▶ [Excerpts from a layout annotation set]
════════════════════
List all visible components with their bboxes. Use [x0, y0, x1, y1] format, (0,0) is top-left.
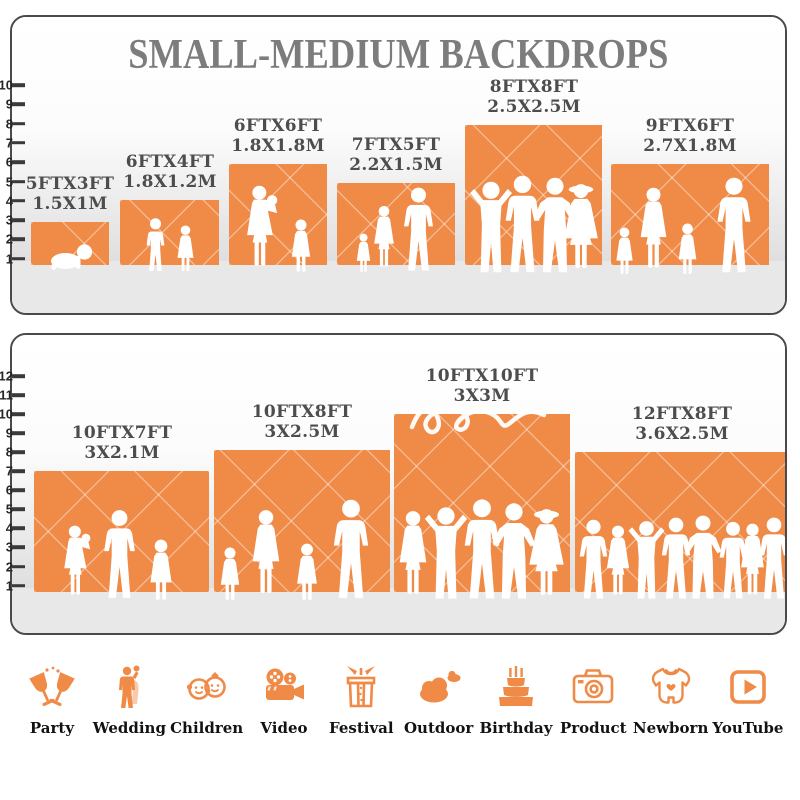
category-label: Children [170, 719, 244, 737]
category-product: Product [557, 664, 629, 737]
size-ft: 12FTX8FT [631, 404, 733, 424]
panel-floor [12, 588, 785, 633]
crowd-silhouettes [579, 515, 785, 599]
birthday-cake-icon [498, 666, 533, 706]
backdrop-size-label: 7FTX5FT 2.2X1.5M [316, 135, 476, 175]
backdrop-8x8 [465, 125, 602, 273]
children-faces-icon [186, 672, 226, 700]
backdrop-size-label: 9FTX6FT 2.7X1.8M [610, 116, 770, 156]
category-children: Children [170, 664, 244, 737]
wedding-couple-icon [119, 665, 140, 708]
size-ft: 6FTX4FT [125, 152, 215, 172]
family-silhouettes [616, 177, 751, 274]
size-m: 1.8X1.2M [123, 172, 217, 192]
size-m: 3X2.1M [84, 443, 160, 463]
size-ft: 10FTX8FT [251, 402, 353, 422]
category-label: Wedding [92, 719, 166, 737]
backdrop-size-label: 6FTX6FT 1.8X1.8M [198, 116, 358, 156]
group-silhouettes [399, 499, 564, 599]
size-ft: 8FTX8FT [489, 77, 579, 97]
size-m: 3X3M [453, 386, 511, 406]
category-party: Party [16, 664, 88, 737]
category-label: YouTube [712, 719, 784, 737]
backdrop-7x5 [337, 183, 455, 272]
mother-child-silhouettes [247, 185, 311, 272]
festival-gift-icon [347, 666, 376, 708]
category-birthday: Birthday [479, 664, 553, 737]
category-label: Newborn [632, 719, 709, 737]
category-label: Festival [329, 719, 394, 737]
backdrop-6x4 [120, 200, 219, 272]
backdrop-size-label: 5FTX3FT 1.5X1M [12, 174, 150, 214]
panel-floor [12, 261, 785, 313]
backdrop-5x3 [31, 222, 109, 271]
backdrop-10x8 [214, 450, 390, 600]
outdoor-cloud-icon [419, 670, 461, 703]
product-camera-icon [572, 669, 614, 704]
backdrop-size-label: 12FTX8FT 3.6X2.5M [602, 404, 762, 444]
family-silhouettes [356, 187, 433, 272]
backdrop-size-label: 10FTX8FT 3X2.5M [222, 402, 382, 442]
size-m: 3X2.5M [264, 422, 340, 442]
category-youtube: YouTube [712, 664, 784, 737]
category-festival: Festival [325, 664, 397, 737]
category-row: Party Wedding [16, 664, 784, 737]
backdrop-size-label: 10FTX7FT 3X2.1M [42, 423, 202, 463]
family-silhouettes [63, 510, 172, 600]
backdrop-size-label: 8FTX8FT 2.5X2.5M [454, 77, 614, 117]
backdrop-size-label: 6FTX4FT 1.8X1.2M [90, 152, 250, 192]
size-m: 1.5X1M [32, 194, 108, 214]
category-newborn: Newborn [632, 664, 709, 737]
baby-silhouette [50, 244, 93, 271]
group-silhouettes [469, 175, 598, 273]
category-label: Video [260, 719, 308, 737]
youtube-play-icon [730, 670, 766, 704]
category-wedding: Wedding [92, 664, 166, 737]
party-glasses-icon [29, 666, 75, 707]
category-label: Outdoor [403, 719, 474, 737]
panel-small-medium: SMALL-MEDIUM BACKDROPS [10, 15, 787, 315]
panel-large: 10FTX7FT 3X2.1M 10FTX8FT 3X2.5M 10FTX10F… [10, 333, 787, 635]
size-m: 2.7X1.8M [643, 136, 737, 156]
backdrop-12x8 [575, 452, 785, 599]
size-ft: 6FTX6FT [233, 116, 323, 136]
size-ft: 10FTX7FT [71, 423, 173, 443]
category-label: Birthday [479, 719, 553, 737]
newborn-onesie-icon [651, 667, 690, 704]
size-m: 2.2X1.5M [349, 155, 443, 175]
size-m: 3.6X2.5M [635, 424, 729, 444]
size-m: 1.8X1.8M [231, 136, 325, 156]
size-ft: 9FTX6FT [645, 116, 735, 136]
size-ft: 7FTX5FT [351, 135, 441, 155]
category-label: Party [29, 719, 75, 737]
size-m: 2.5X2.5M [487, 97, 581, 117]
category-label: Product [559, 719, 627, 737]
children-silhouettes [146, 218, 193, 272]
backdrop-10x10 [394, 414, 570, 599]
family-silhouettes [220, 499, 369, 600]
category-video: Video [248, 664, 320, 737]
size-ft: 10FTX10FT [425, 366, 539, 386]
page-title: SMALL-MEDIUM BACKDROPS [128, 31, 669, 79]
backdrop-size-label: 10FTX10FT 3X3M [402, 366, 562, 406]
backdrop-9x6 [611, 164, 769, 274]
backdrop-10x7 [34, 471, 209, 600]
video-camera-icon [261, 668, 304, 700]
backdrop-6x6 [229, 164, 327, 272]
category-outdoor: Outdoor [403, 664, 475, 737]
size-ft: 5FTX3FT [25, 174, 115, 194]
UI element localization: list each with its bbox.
════════════════════
▶ [Problem to work on] Pull out every line in the entries above that contains the string "floor".

▶ [The output]
panel-floor [12, 588, 785, 633]
panel-floor [12, 261, 785, 313]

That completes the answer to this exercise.